DIRECTIONS FOR THIS TASK: Find all lines in the records that include the word "потребления", and copy them out.

THE DATA:
** START **
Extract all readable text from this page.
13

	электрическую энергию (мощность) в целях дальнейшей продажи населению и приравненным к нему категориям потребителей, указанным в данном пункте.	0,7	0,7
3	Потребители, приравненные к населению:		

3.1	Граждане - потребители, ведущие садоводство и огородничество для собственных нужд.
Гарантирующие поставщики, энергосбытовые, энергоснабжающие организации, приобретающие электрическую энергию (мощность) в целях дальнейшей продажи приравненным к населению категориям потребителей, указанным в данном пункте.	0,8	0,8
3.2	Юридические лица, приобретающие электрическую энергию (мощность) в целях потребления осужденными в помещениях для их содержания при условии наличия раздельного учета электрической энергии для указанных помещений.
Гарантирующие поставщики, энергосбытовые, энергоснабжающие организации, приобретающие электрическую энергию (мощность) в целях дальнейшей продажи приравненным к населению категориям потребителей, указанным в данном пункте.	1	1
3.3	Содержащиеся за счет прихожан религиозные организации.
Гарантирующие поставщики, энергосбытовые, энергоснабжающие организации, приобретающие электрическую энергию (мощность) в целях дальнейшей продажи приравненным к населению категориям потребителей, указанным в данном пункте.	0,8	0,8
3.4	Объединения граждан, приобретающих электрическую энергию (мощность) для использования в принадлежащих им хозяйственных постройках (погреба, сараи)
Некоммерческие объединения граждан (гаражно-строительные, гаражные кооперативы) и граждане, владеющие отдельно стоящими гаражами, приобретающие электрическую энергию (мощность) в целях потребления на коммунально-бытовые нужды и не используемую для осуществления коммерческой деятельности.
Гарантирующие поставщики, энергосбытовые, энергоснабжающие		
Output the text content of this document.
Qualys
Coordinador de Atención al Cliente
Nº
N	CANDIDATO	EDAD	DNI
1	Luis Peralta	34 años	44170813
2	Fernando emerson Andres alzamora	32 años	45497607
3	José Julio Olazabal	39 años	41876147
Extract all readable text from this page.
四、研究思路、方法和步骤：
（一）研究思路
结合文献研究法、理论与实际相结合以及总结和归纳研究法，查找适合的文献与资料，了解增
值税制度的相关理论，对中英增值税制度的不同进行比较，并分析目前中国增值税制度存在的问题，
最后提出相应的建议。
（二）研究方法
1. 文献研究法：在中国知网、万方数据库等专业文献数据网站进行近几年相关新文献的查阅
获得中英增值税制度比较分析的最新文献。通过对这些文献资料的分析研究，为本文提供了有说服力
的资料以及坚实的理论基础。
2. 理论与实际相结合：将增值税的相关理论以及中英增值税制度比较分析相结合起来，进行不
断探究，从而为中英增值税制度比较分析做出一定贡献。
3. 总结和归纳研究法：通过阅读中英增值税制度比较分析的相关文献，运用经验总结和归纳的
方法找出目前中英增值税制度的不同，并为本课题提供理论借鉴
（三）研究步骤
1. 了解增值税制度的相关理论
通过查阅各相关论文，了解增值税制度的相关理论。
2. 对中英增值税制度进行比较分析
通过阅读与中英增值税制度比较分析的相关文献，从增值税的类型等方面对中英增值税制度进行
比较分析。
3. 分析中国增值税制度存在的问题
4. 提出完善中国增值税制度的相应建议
** END **
** START **
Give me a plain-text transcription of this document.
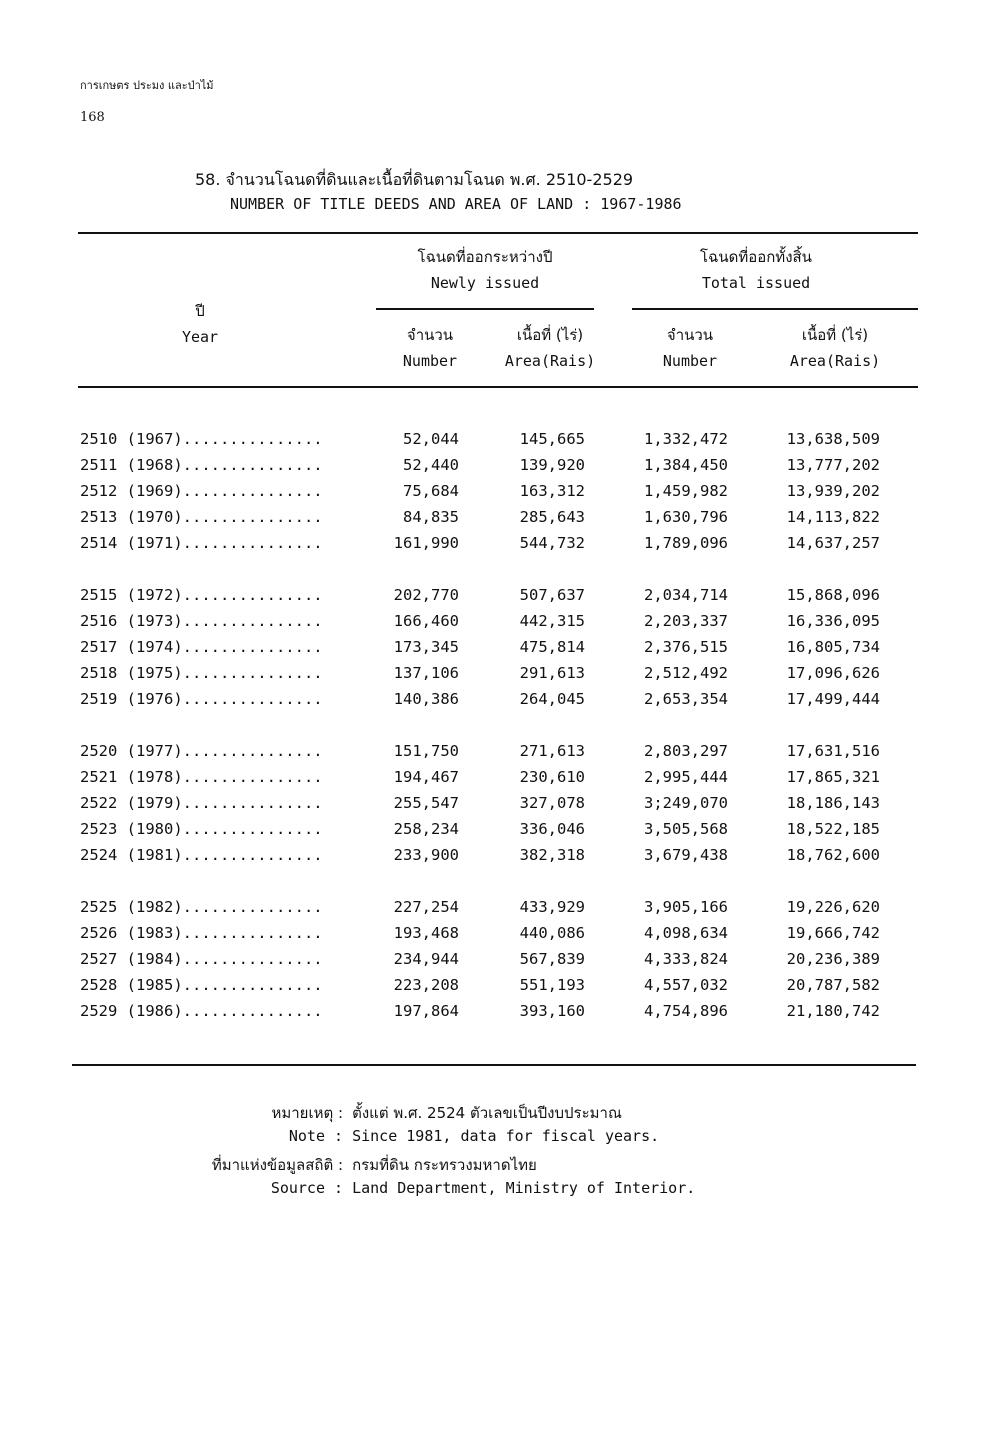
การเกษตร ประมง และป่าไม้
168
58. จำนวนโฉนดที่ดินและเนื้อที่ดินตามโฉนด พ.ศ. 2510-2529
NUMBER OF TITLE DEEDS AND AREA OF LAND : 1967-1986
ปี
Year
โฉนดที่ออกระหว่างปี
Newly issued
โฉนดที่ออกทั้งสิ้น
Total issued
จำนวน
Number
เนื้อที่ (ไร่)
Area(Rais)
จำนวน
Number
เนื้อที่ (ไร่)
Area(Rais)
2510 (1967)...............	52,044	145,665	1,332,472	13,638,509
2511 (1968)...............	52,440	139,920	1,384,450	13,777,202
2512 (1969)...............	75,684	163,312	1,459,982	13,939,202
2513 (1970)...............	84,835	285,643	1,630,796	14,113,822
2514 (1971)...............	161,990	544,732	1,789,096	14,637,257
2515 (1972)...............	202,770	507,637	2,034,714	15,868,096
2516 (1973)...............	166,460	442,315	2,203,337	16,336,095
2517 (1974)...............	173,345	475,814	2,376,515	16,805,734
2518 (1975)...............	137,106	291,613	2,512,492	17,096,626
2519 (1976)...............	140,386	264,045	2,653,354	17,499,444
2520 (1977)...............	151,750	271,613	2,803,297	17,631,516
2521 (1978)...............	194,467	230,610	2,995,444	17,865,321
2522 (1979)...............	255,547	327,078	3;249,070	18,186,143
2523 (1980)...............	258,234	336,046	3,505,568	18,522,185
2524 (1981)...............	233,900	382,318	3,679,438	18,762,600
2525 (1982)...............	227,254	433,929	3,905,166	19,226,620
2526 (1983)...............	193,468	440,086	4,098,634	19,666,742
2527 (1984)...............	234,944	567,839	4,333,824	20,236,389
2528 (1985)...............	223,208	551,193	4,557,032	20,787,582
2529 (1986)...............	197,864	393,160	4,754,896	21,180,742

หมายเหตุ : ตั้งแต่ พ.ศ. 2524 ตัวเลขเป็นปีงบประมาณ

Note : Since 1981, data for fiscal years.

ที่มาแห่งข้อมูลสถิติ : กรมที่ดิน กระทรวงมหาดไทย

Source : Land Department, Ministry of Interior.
** END **
CORRECT RESULT:
3.2	Юридические лица, приобретающие электрическую энергию (мощность) в целях потребления осужденными в помещениях для их содержания при условии наличия раздельного учета электрической энергии для указанных помещений.
Некоммерческие объединения граждан (гаражно-строительные, гаражные кооперативы) и граждане, владеющие отдельно стоящими гаражами, приобретающие электрическую энергию (мощность) в целях потребления на коммунально-бытовые нужды и не используемую для осуществления коммерческой деятельности.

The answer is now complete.